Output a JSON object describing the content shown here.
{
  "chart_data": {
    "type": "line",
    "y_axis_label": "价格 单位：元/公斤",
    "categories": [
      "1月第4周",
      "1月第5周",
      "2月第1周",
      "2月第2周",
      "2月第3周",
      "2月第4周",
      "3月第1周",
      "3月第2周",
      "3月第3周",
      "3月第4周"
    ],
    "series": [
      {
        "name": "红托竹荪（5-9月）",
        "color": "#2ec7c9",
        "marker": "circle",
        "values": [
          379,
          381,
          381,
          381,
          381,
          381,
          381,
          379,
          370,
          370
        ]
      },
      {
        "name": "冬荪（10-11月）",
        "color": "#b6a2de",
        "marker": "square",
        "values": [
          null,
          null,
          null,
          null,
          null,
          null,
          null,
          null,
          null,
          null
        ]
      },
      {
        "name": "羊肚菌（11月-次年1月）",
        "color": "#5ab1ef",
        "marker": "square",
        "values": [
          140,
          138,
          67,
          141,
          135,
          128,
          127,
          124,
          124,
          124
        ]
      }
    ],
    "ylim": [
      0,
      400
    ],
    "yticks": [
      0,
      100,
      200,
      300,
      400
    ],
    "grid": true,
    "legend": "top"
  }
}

════════════════

* [WHAT THE TASK REQUIRES] Using the entries above, return each line that includes the word "color".

* [TASK RESPONSE]
        "color": "#2ec7c9",
        "color": "#b6a2de",
        "color": "#5ab1ef",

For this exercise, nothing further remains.